Below are records to repeat exactly. Omit the pictures from the copy.

[Items from a data source]
┄┄┄┄┄┄
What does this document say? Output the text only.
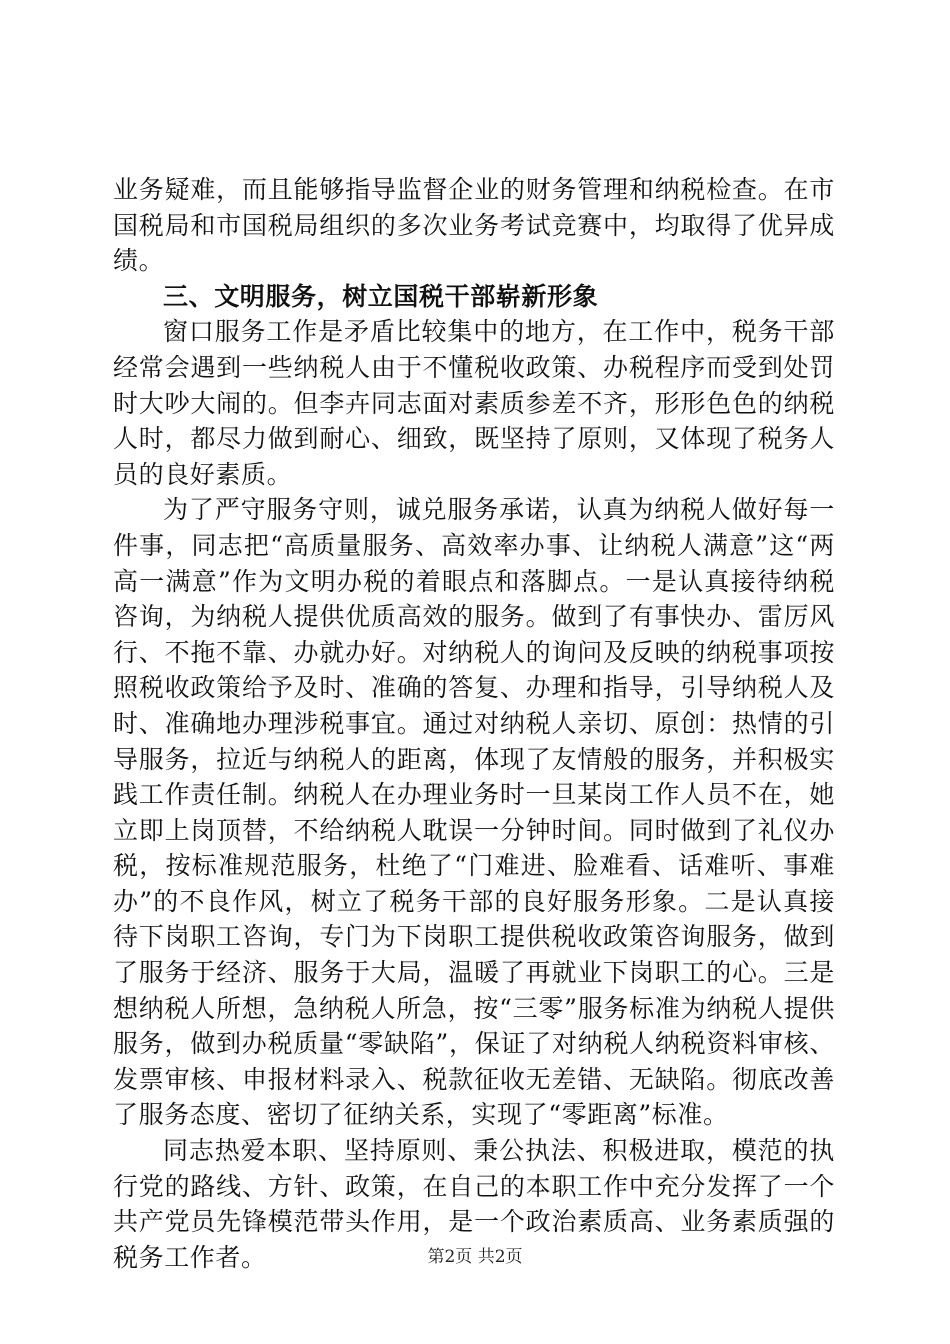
业务疑难，而且能够指导监督企业的财务管理和纳税检查。在市国税局和市国税局组织的多次业务考试竞赛中，均取得了优异成绩。

三、文明服务，树立国税干部崭新形象

窗口服务工作是矛盾比较集中的地方，在工作中，税务干部经常会遇到一些纳税人由于不懂税收政策、办税程序而受到处罚时大吵大闹的。但李卉同志面对素质参差不齐，形形色色的纳税人时，都尽力做到耐心、细致，既坚持了原则，又体现了税务人员的良好素质。

为了严守服务守则，诚兑服务承诺，认真为纳税人做好每一件事，同志把“高质量服务、高效率办事、让纳税人满意”这“两高一满意”作为文明办税的着眼点和落脚点。一是认真接待纳税咨询，为纳税人提供优质高效的服务。做到了有事快办、雷厉风行、不拖不靠、办就办好。对纳税人的询问及反映的纳税事项按照税收政策给予及时、准确的答复、办理和指导，引导纳税人及时、准确地办理涉税事宜。通过对纳税人亲切、原创：热情的引导服务，拉近与纳税人的距离，体现了友情般的服务，并积极实践工作责任制。纳税人在办理业务时一旦某岗工作人员不在，她立即上岗顶替，不给纳税人耽误一分钟时间。同时做到了礼仪办税，按标准规范服务，杜绝了“门难进、脸难看、话难听、事难办”的不良作风，树立了税务干部的良好服务形象。二是认真接待下岗职工咨询，专门为下岗职工提供税收政策咨询服务，做到了服务于经济、服务于大局，温暖了再就业下岗职工的心。三是想纳税人所想，急纳税人所急，按“三零”服务标准为纳税人提供服务，做到办税质量“零缺陷”，保证了对纳税人纳税资料审核、发票审核、申报材料录入、税款征收无差错、无缺陷。彻底改善了服务态度、密切了征纳关系，实现了“零距离”标准。

同志热爱本职、坚持原则、秉公执法、积极进取，模范的执行党的路线、方针、政策，在自己的本职工作中充分发挥了一个共产党员先锋模范带头作用，是一个政治素质高、业务素质强的税务工作者。	第2页 共2页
┄┄┄┄┄┄
■ Response to this task ■
What does this document say? Output the text only.
业务疑难，而且能够指导监督企业的财务管理和纳税检查。在市国税局和市国税局组织的多次业务考试竞赛中，均取得了优异成绩。

三、文明服务，树立国税干部崭新形象

窗口服务工作是矛盾比较集中的地方，在工作中，税务干部经常会遇到一些纳税人由于不懂税收政策、办税程序而受到处罚时大吵大闹的。但李卉同志面对素质参差不齐，形形色色的纳税人时，都尽力做到耐心、细致，既坚持了原则，又体现了税务人员的良好素质。

为了严守服务守则，诚兑服务承诺，认真为纳税人做好每一件事，同志把“高质量服务、高效率办事、让纳税人满意”这“两高一满意”作为文明办税的着眼点和落脚点。一是认真接待纳税咨询，为纳税人提供优质高效的服务。做到了有事快办、雷厉风行、不拖不靠、办就办好。对纳税人的询问及反映的纳税事项按照税收政策给予及时、准确的答复、办理和指导，引导纳税人及时、准确地办理涉税事宜。通过对纳税人亲切、原创：热情的引导服务，拉近与纳税人的距离，体现了友情般的服务，并积极实践工作责任制。纳税人在办理业务时一旦某岗工作人员不在，她立即上岗顶替，不给纳税人耽误一分钟时间。同时做到了礼仪办税，按标准规范服务，杜绝了“门难进、脸难看、话难听、事难办”的不良作风，树立了税务干部的良好服务形象。二是认真接待下岗职工咨询，专门为下岗职工提供税收政策咨询服务，做到了服务于经济、服务于大局，温暖了再就业下岗职工的心。三是想纳税人所想，急纳税人所急，按“三零”服务标准为纳税人提供服务，做到办税质量“零缺陷”，保证了对纳税人纳税资料审核、发票审核、申报材料录入、税款征收无差错、无缺陷。彻底改善了服务态度、密切了征纳关系，实现了“零距离”标准。

同志热爱本职、坚持原则、秉公执法、积极进取，模范的执行党的路线、方针、政策，在自己的本职工作中充分发挥了一个共产党员先锋模范带头作用，是一个政治素质高、业务素质强的税务工作者。	第2页 共2页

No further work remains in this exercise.